AIM: Look through the records below and collect all lines that hold the string "LYFT".

SOURCE RECORDS:
--

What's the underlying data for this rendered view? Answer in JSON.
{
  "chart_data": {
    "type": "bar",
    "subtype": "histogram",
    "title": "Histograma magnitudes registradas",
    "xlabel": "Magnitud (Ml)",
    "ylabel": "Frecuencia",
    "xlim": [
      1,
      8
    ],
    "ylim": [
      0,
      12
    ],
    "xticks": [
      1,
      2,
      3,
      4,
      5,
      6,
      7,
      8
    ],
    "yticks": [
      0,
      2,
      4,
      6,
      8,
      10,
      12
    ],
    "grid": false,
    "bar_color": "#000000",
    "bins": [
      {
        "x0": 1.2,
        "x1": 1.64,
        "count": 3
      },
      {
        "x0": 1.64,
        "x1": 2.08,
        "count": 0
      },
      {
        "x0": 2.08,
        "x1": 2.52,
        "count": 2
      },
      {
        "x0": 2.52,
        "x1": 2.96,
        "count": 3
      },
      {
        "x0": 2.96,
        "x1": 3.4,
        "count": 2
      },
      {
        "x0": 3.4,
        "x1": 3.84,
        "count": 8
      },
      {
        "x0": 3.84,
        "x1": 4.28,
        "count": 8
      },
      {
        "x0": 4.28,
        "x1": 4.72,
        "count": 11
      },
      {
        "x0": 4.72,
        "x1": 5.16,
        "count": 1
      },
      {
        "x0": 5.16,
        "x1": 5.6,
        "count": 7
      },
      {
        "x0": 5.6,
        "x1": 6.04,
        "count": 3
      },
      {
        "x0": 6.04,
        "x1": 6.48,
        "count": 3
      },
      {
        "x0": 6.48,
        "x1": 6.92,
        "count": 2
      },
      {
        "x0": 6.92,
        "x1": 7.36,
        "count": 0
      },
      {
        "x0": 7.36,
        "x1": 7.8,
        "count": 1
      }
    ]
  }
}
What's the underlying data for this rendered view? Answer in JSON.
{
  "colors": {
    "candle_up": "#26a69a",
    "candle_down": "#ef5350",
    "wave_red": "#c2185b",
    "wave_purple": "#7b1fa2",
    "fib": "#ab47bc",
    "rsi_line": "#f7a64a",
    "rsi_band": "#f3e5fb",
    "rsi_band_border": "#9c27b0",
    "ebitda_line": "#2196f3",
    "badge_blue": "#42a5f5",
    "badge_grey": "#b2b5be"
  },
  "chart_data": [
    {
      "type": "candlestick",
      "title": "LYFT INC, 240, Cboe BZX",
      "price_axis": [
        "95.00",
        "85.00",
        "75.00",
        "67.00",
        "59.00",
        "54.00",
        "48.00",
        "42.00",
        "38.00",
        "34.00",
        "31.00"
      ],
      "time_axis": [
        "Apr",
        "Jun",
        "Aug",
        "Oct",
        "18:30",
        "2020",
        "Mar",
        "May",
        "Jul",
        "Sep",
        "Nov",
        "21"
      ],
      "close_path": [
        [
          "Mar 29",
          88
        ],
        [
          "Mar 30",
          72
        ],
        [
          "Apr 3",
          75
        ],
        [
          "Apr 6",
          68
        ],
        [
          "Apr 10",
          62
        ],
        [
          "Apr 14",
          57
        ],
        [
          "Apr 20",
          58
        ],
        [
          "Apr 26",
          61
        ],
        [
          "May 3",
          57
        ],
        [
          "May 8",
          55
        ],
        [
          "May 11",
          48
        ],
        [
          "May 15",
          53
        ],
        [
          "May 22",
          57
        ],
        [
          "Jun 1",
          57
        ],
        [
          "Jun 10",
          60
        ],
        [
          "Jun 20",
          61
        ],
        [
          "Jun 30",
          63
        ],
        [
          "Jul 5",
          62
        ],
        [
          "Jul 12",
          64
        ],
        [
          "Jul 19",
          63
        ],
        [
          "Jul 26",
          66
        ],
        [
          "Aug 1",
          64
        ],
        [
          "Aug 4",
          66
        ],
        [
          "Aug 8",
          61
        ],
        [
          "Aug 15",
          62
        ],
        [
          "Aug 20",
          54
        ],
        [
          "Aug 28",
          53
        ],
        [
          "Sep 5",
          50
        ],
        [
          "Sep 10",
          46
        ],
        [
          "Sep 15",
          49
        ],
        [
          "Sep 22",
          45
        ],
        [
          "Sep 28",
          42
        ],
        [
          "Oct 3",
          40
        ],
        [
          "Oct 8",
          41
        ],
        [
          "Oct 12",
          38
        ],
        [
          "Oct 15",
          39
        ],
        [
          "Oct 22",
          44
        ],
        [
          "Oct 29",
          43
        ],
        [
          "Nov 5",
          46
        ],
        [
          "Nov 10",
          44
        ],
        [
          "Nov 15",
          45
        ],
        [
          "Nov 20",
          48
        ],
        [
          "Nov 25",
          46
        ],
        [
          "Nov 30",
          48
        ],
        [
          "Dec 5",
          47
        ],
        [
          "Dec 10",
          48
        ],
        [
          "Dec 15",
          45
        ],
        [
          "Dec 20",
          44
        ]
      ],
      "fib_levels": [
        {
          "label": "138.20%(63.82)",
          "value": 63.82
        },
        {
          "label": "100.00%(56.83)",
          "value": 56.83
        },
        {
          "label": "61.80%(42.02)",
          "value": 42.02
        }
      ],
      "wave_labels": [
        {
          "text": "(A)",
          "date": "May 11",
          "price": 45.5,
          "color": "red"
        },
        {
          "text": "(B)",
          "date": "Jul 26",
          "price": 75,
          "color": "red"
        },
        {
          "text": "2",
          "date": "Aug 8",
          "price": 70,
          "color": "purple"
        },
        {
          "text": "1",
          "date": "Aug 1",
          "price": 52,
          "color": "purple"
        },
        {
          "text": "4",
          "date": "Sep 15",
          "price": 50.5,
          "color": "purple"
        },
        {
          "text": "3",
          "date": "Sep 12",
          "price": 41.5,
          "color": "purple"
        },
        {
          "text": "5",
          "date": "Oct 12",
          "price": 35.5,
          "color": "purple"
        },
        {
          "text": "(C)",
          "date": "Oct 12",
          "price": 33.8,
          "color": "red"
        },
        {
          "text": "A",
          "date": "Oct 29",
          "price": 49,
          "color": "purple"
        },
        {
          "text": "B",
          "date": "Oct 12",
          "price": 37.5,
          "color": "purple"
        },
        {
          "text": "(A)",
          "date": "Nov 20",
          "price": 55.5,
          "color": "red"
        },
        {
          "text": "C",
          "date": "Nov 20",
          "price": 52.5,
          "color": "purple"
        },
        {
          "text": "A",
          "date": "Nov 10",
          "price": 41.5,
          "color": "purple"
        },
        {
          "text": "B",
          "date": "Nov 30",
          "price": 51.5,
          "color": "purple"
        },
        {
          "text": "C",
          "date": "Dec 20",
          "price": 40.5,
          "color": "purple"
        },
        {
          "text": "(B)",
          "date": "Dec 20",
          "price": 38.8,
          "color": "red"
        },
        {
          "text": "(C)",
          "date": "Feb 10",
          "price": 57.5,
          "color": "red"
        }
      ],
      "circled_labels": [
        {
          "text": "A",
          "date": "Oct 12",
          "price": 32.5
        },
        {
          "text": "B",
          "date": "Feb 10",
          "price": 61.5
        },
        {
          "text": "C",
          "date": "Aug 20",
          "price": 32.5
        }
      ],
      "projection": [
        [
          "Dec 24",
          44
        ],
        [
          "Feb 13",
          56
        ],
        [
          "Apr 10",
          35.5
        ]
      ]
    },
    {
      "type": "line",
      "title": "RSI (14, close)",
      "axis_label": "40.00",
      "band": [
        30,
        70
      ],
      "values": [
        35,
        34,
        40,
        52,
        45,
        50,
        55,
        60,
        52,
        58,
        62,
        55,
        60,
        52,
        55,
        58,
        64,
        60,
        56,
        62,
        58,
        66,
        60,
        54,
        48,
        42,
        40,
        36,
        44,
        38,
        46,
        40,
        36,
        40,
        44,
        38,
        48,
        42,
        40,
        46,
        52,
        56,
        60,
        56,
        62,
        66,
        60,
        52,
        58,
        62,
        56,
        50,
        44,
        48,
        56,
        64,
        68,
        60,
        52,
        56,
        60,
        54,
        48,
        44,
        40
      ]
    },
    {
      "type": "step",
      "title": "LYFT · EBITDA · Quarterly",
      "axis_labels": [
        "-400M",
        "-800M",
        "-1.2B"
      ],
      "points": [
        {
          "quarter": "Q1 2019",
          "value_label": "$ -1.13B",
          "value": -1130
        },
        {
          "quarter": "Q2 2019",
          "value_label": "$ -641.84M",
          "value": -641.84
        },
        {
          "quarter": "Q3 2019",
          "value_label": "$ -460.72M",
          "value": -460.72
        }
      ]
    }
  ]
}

--

SOLUTION TO THIS TASK:
      "title": "LYFT INC, 240, Cboe BZX",
      "title": "LYFT · EBITDA · Quarterly",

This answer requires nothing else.